_Problem to solve_
Reproduce the lines below verbatim, omitting the picture.

— begin —

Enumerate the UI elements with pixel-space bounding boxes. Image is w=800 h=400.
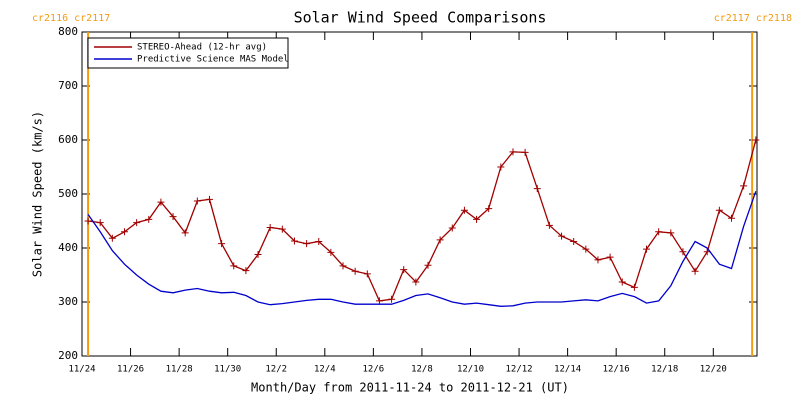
data-point — [752, 136, 760, 144]
data-point — [84, 217, 92, 225]
annotation: cr2117 cr2118 — [714, 13, 792, 24]
data-point — [120, 228, 128, 236]
data-point — [570, 238, 578, 246]
x-tick-label: 12/10 — [457, 365, 484, 375]
x-tick-label: 12/12 — [506, 365, 533, 375]
y-tick-label: 500 — [58, 187, 78, 200]
data-point — [545, 221, 553, 229]
data-point — [327, 248, 335, 256]
data-point — [339, 262, 347, 270]
data-point — [643, 245, 651, 253]
data-point — [412, 278, 420, 286]
data-point — [278, 225, 286, 233]
data-point — [242, 267, 250, 275]
data-point — [230, 262, 238, 270]
data-point — [582, 245, 590, 253]
data-point — [533, 185, 541, 193]
series-line — [87, 191, 757, 307]
data-point — [266, 223, 274, 231]
data-point — [424, 261, 432, 269]
x-tick-label: 12/16 — [603, 365, 630, 375]
data-point — [303, 240, 311, 248]
x-tick-label: 11/24 — [68, 365, 95, 375]
data-point — [606, 253, 614, 261]
x-tick-label: 12/18 — [651, 365, 678, 375]
data-point — [218, 240, 226, 248]
x-tick-label: 11/26 — [117, 365, 144, 375]
data-point — [363, 270, 371, 278]
data-point — [655, 228, 663, 236]
data-point — [740, 182, 748, 190]
data-point — [181, 229, 189, 237]
y-tick-label: 800 — [58, 25, 78, 38]
x-axis-label: Month/Day from 2011-11-24 to 2011-12-21 … — [251, 381, 569, 395]
x-tick-label: 12/4 — [314, 365, 336, 375]
data-point — [145, 215, 153, 223]
x-tick-label: 11/28 — [166, 365, 193, 375]
data-point — [679, 248, 687, 256]
data-point — [558, 232, 566, 240]
data-point — [715, 206, 723, 214]
data-point — [436, 236, 444, 244]
x-tick-label: 11/30 — [214, 365, 241, 375]
y-tick-label: 600 — [58, 133, 78, 146]
data-point — [96, 219, 104, 227]
x-tick-label: 12/14 — [554, 365, 581, 375]
data-point — [460, 206, 468, 214]
series-line — [88, 139, 757, 302]
chart-title: Solar Wind Speed Comparisons — [294, 9, 547, 27]
y-tick-label: 300 — [58, 295, 78, 308]
data-point — [400, 266, 408, 274]
x-tick-label: 12/8 — [411, 365, 433, 375]
data-point — [133, 219, 141, 227]
data-point — [728, 214, 736, 222]
data-point — [497, 163, 505, 171]
data-point — [351, 267, 359, 275]
legend-label: STEREO-Ahead (12-hr avg) — [137, 43, 267, 53]
data-point — [618, 278, 626, 286]
data-point — [169, 213, 177, 221]
data-point — [205, 195, 213, 203]
data-point — [290, 237, 298, 245]
annotation: cr2116 cr2117 — [32, 13, 110, 24]
data-point — [667, 229, 675, 237]
data-point — [375, 297, 383, 305]
plot-frame — [81, 31, 758, 357]
y-tick-label: 400 — [58, 241, 78, 254]
data-point — [691, 267, 699, 275]
data-point — [485, 205, 493, 213]
data-point — [448, 224, 456, 232]
data-point — [193, 197, 201, 205]
y-tick-label: 700 — [58, 79, 78, 92]
data-point — [594, 256, 602, 264]
legend-box — [87, 37, 289, 69]
x-tick-label: 12/20 — [700, 365, 727, 375]
x-tick-label: 12/6 — [363, 365, 385, 375]
legend-label: Predictive Science MAS Model — [137, 55, 289, 65]
data-point — [473, 215, 481, 223]
data-point — [315, 238, 323, 246]
data-point — [630, 283, 638, 291]
data-point — [254, 250, 262, 258]
data-point — [388, 295, 396, 303]
data-point — [108, 234, 116, 242]
x-tick-label: 12/2 — [265, 365, 287, 375]
data-point — [509, 148, 517, 156]
y-axis-label: Solar Wind Speed (km/s) — [31, 111, 45, 277]
y-tick-label: 200 — [58, 349, 78, 362]
data-point — [157, 198, 165, 206]
data-point — [521, 148, 529, 156]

— end —

_Task result_
Enumerate the UI elements with pixel-space bounding boxes. Image is w=800 h=400.
data-point — [752, 136, 760, 144]
data-point — [84, 217, 92, 225]
annotation: cr2117 cr2118 — [714, 13, 792, 24]
data-point — [120, 228, 128, 236]
data-point — [570, 238, 578, 246]
x-tick-label: 12/10 — [457, 365, 484, 375]
x-tick-label: 12/12 — [506, 365, 533, 375]
y-tick-label: 500 — [58, 187, 78, 200]
data-point — [545, 221, 553, 229]
data-point — [327, 248, 335, 256]
data-point — [339, 262, 347, 270]
data-point — [643, 245, 651, 253]
data-point — [412, 278, 420, 286]
data-point — [278, 225, 286, 233]
data-point — [242, 267, 250, 275]
data-point — [230, 262, 238, 270]
data-point — [582, 245, 590, 253]
data-point — [533, 185, 541, 193]
series-line — [87, 191, 757, 307]
data-point — [266, 223, 274, 231]
data-point — [424, 261, 432, 269]
x-tick-label: 12/16 — [603, 365, 630, 375]
data-point — [303, 240, 311, 248]
x-tick-label: 11/24 — [68, 365, 95, 375]
data-point — [606, 253, 614, 261]
x-tick-label: 12/18 — [651, 365, 678, 375]
data-point — [218, 240, 226, 248]
x-tick-label: 11/26 — [117, 365, 144, 375]
data-point — [363, 270, 371, 278]
data-point — [655, 228, 663, 236]
data-point — [740, 182, 748, 190]
data-point — [181, 229, 189, 237]
y-tick-label: 800 — [58, 25, 78, 38]
x-axis-label: Month/Day from 2011-11-24 to 2011-12-21 … — [251, 381, 569, 395]
x-tick-label: 12/4 — [314, 365, 336, 375]
data-point — [145, 215, 153, 223]
x-tick-label: 11/28 — [166, 365, 193, 375]
data-point — [679, 248, 687, 256]
data-point — [558, 232, 566, 240]
data-point — [715, 206, 723, 214]
data-point — [436, 236, 444, 244]
x-tick-label: 11/30 — [214, 365, 241, 375]
y-tick-label: 600 — [58, 133, 78, 146]
data-point — [96, 219, 104, 227]
x-tick-label: 12/14 — [554, 365, 581, 375]
data-point — [460, 206, 468, 214]
series-line — [88, 139, 757, 302]
chart-title: Solar Wind Speed Comparisons — [294, 9, 547, 27]
y-tick-label: 300 — [58, 295, 78, 308]
data-point — [400, 266, 408, 274]
x-tick-label: 12/8 — [411, 365, 433, 375]
data-point — [133, 219, 141, 227]
data-point — [728, 214, 736, 222]
data-point — [497, 163, 505, 171]
data-point — [351, 267, 359, 275]
legend-label: STEREO-Ahead (12-hr avg) — [137, 43, 267, 53]
data-point — [618, 278, 626, 286]
data-point — [169, 213, 177, 221]
data-point — [205, 195, 213, 203]
data-point — [290, 237, 298, 245]
annotation: cr2116 cr2117 — [32, 13, 110, 24]
data-point — [667, 229, 675, 237]
data-point — [375, 297, 383, 305]
plot-frame — [81, 31, 758, 357]
y-tick-label: 400 — [58, 241, 78, 254]
data-point — [691, 267, 699, 275]
data-point — [485, 205, 493, 213]
data-point — [448, 224, 456, 232]
data-point — [193, 197, 201, 205]
y-tick-label: 700 — [58, 79, 78, 92]
data-point — [594, 256, 602, 264]
legend-box — [87, 37, 289, 69]
x-tick-label: 12/20 — [700, 365, 727, 375]
x-tick-label: 12/6 — [363, 365, 385, 375]
legend-label: Predictive Science MAS Model — [137, 55, 289, 65]
data-point — [473, 215, 481, 223]
data-point — [315, 238, 323, 246]
data-point — [630, 283, 638, 291]
data-point — [254, 250, 262, 258]
data-point — [388, 295, 396, 303]
data-point — [108, 234, 116, 242]
x-tick-label: 12/2 — [265, 365, 287, 375]
data-point — [509, 148, 517, 156]
y-axis-label: Solar Wind Speed (km/s) — [31, 111, 45, 277]
y-tick-label: 200 — [58, 349, 78, 362]
data-point — [157, 198, 165, 206]
data-point — [521, 148, 529, 156]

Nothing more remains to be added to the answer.